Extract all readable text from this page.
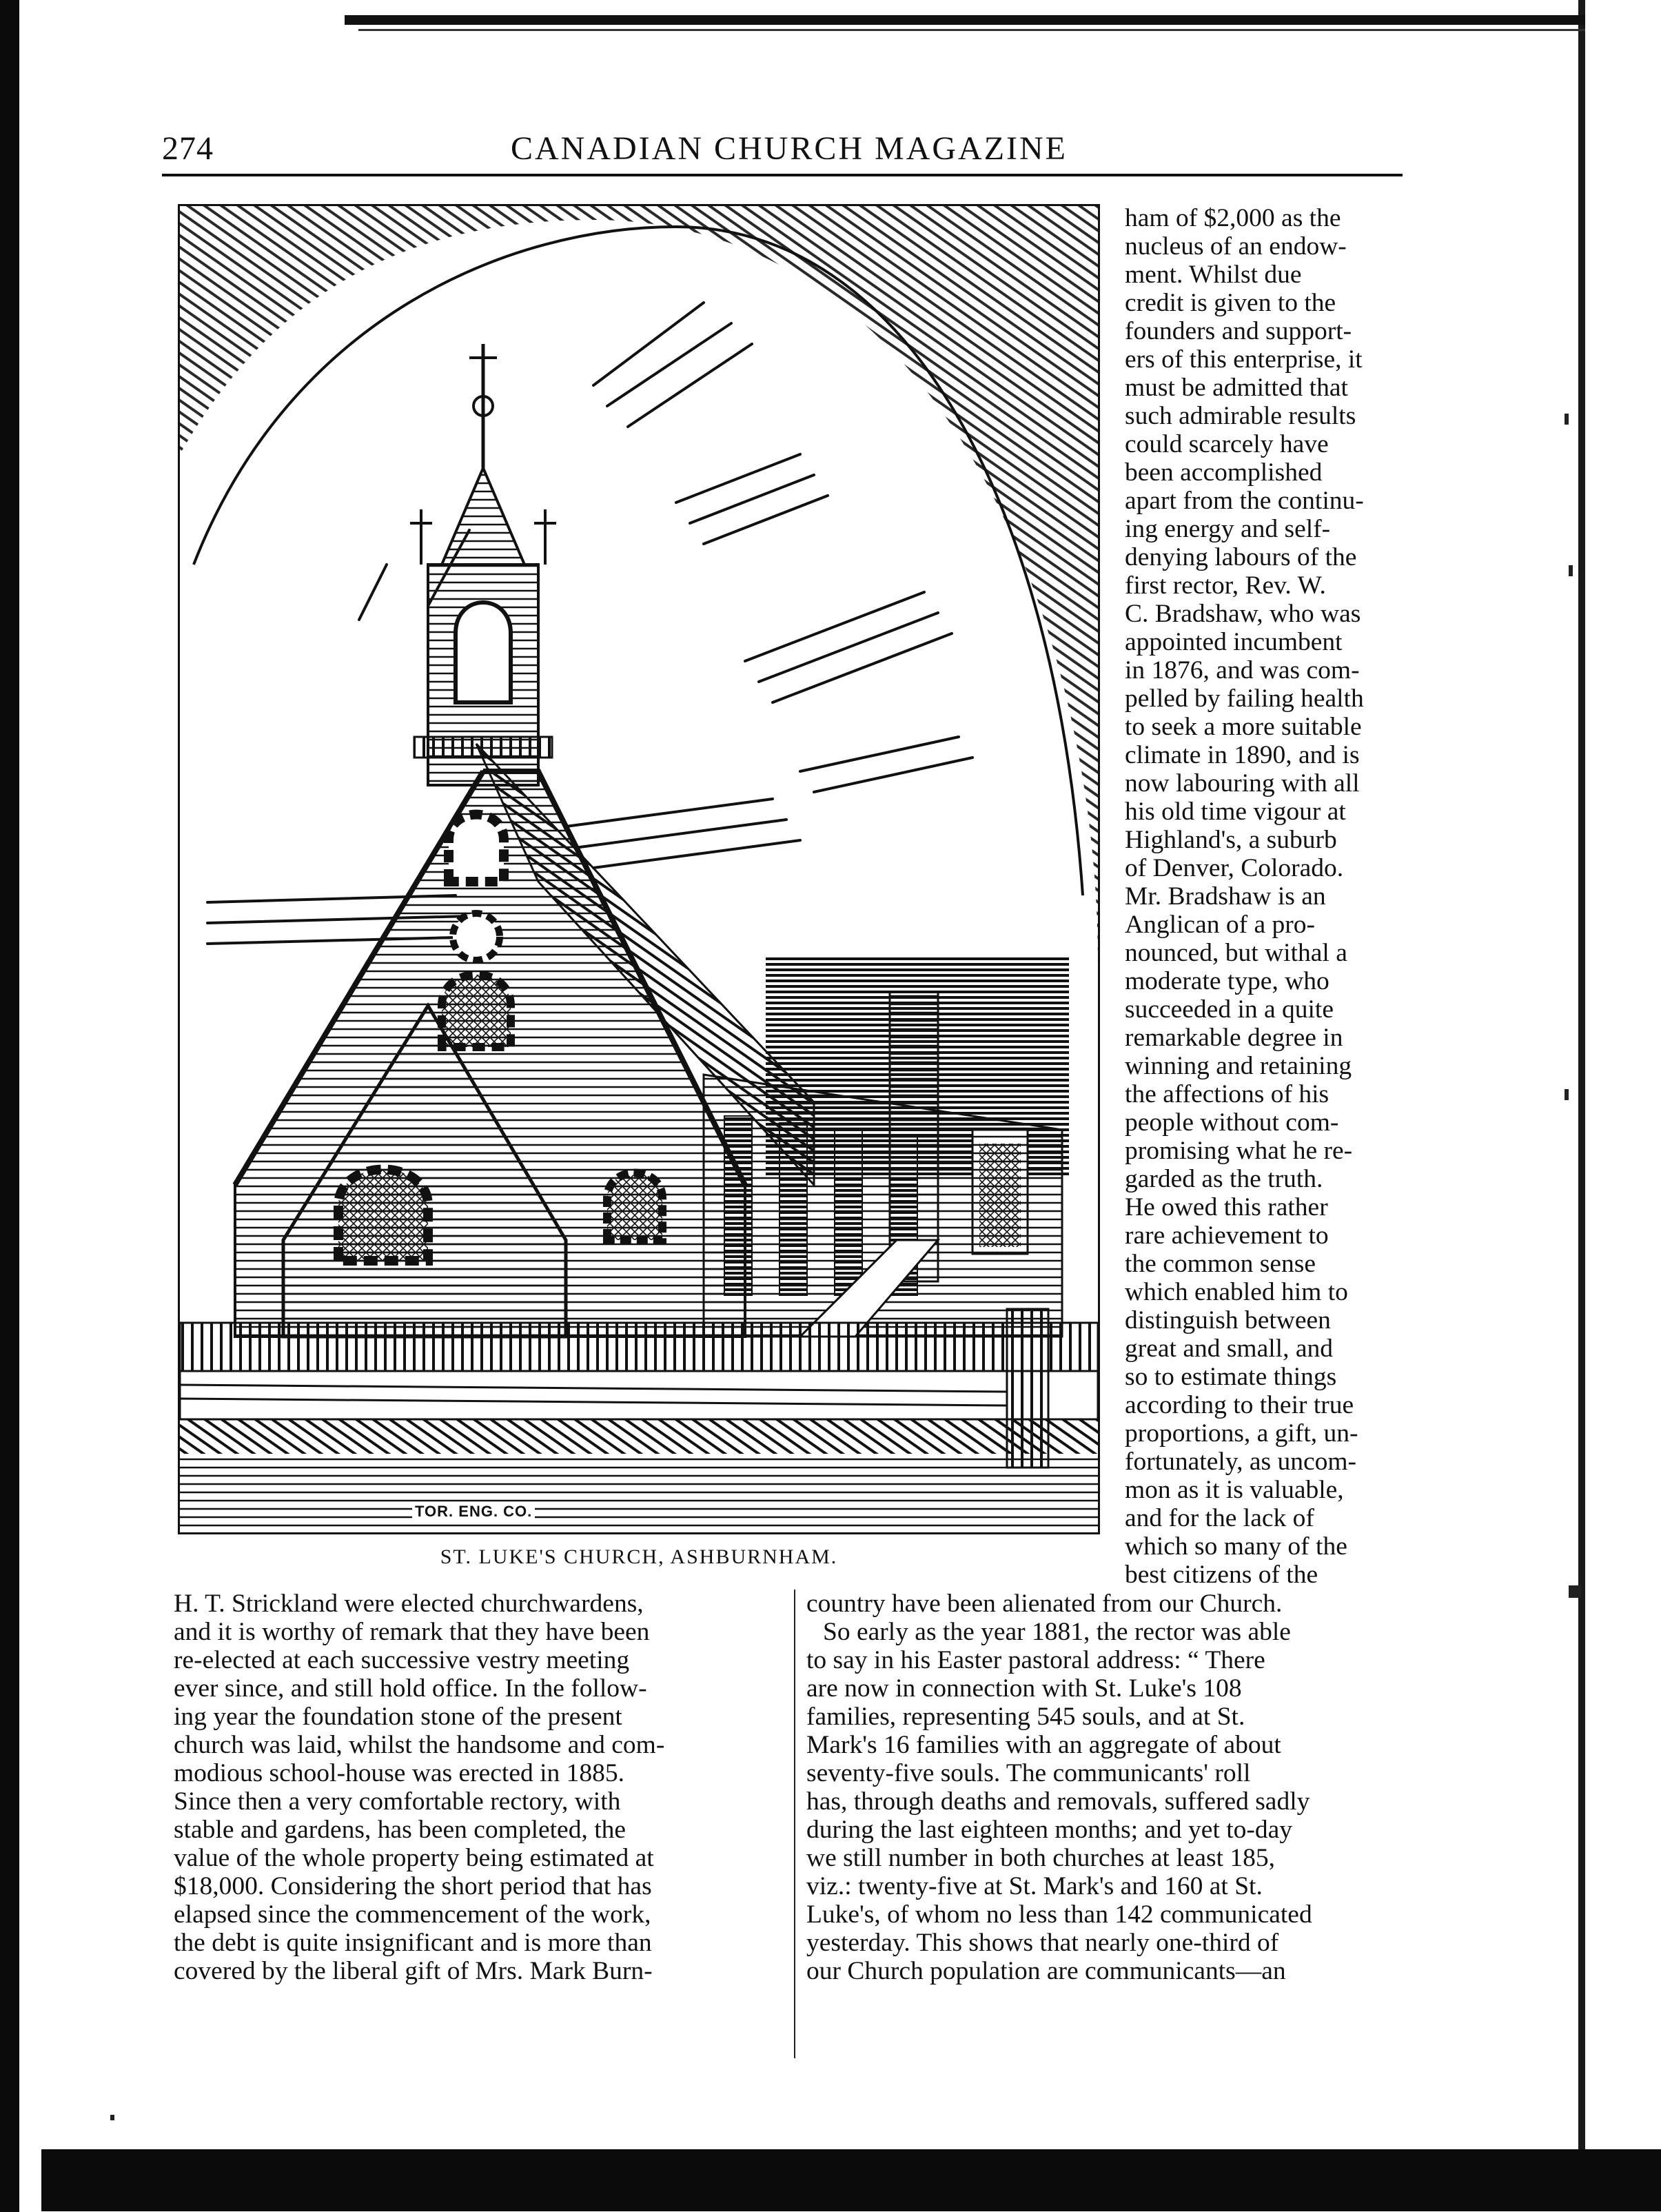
274	CANADIAN CHURCH MAGAZINE
TOR. ENG. CO.
ST. LUKE'S CHURCH, ASHBURNHAM.
ham of $2,000 as the
nucleus of an endow-
ment. Whilst due
credit is given to the
founders and support-
ers of this enterprise, it
must be admitted that
such admirable results
could scarcely have
been accomplished
apart from the continu-
ing energy and self-
denying labours of the
first rector, Rev. W.
C. Bradshaw, who was
appointed incumbent
in 1876, and was com-
pelled by failing health
to seek a more suitable
climate in 1890, and is
now labouring with all
his old time vigour at
Highland's, a suburb
of Denver, Colorado.
Mr. Bradshaw is an
Anglican of a pro-
nounced, but withal a
moderate type, who
succeeded in a quite
remarkable degree in
winning and retaining
the affections of his
people without com-
promising what he re-
garded as the truth.
He owed this rather
rare achievement to
the common sense
which enabled him to
distinguish between
great and small, and
so to estimate things
according to their true
proportions, a gift, un-
fortunately, as uncom-
mon as it is valuable,
and for the lack of
which so many of the
best citizens of the
H. T. Strickland were elected churchwardens,
and it is worthy of remark that they have been
re-elected at each successive vestry meeting
ever since, and still hold office. In the follow-
ing year the foundation stone of the present
church was laid, whilst the handsome and com-
modious school-house was erected in 1885.
Since then a very comfortable rectory, with
stable and gardens, has been completed, the
value of the whole property being estimated at
$18,000. Considering the short period that has
elapsed since the commencement of the work,
the debt is quite insignificant and is more than
covered by the liberal gift of Mrs. Mark Burn-
country have been alienated from our Church.
So early as the year 1881, the rector was able
to say in his Easter pastoral address: “ There
are now in connection with St. Luke's 108
families, representing 545 souls, and at St.
Mark's 16 families with an aggregate of about
seventy-five souls. The communicants' roll
has, through deaths and removals, suffered sadly
during the last eighteen months; and yet to-day
we still number in both churches at least 185,
viz.: twenty-five at St. Mark's and 160 at St.
Luke's, of whom no less than 142 communicated
yesterday. This shows that nearly one-third of
our Church population are communicants—an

......

> **WHAT TO PRODUCE**
Quote each line of the listing exactly, but leave the pictures out.

> **TASK OUTPUT**
Extract all readable text from this page.
274	CANADIAN CHURCH MAGAZINE
TOR. ENG. CO.
ST. LUKE'S CHURCH, ASHBURNHAM.
ham of $2,000 as the
nucleus of an endow-
ment. Whilst due
credit is given to the
founders and support-
ers of this enterprise, it
must be admitted that
such admirable results
could scarcely have
been accomplished
apart from the continu-
ing energy and self-
denying labours of the
first rector, Rev. W.
C. Bradshaw, who was
appointed incumbent
in 1876, and was com-
pelled by failing health
to seek a more suitable
climate in 1890, and is
now labouring with all
his old time vigour at
Highland's, a suburb
of Denver, Colorado.
Mr. Bradshaw is an
Anglican of a pro-
nounced, but withal a
moderate type, who
succeeded in a quite
remarkable degree in
winning and retaining
the affections of his
people without com-
promising what he re-
garded as the truth.
He owed this rather
rare achievement to
the common sense
which enabled him to
distinguish between
great and small, and
so to estimate things
according to their true
proportions, a gift, un-
fortunately, as uncom-
mon as it is valuable,
and for the lack of
which so many of the
best citizens of the
H. T. Strickland were elected churchwardens,
and it is worthy of remark that they have been
re-elected at each successive vestry meeting
ever since, and still hold office. In the follow-
ing year the foundation stone of the present
church was laid, whilst the handsome and com-
modious school-house was erected in 1885.
Since then a very comfortable rectory, with
stable and gardens, has been completed, the
value of the whole property being estimated at
$18,000. Considering the short period that has
elapsed since the commencement of the work,
the debt is quite insignificant and is more than
covered by the liberal gift of Mrs. Mark Burn-
country have been alienated from our Church.
So early as the year 1881, the rector was able
to say in his Easter pastoral address: “ There
are now in connection with St. Luke's 108
families, representing 545 souls, and at St.
Mark's 16 families with an aggregate of about
seventy-five souls. The communicants' roll
has, through deaths and removals, suffered sadly
during the last eighteen months; and yet to-day
we still number in both churches at least 185,
viz.: twenty-five at St. Mark's and 160 at St.
Luke's, of whom no less than 142 communicated
yesterday. This shows that nearly one-third of
our Church population are communicants—an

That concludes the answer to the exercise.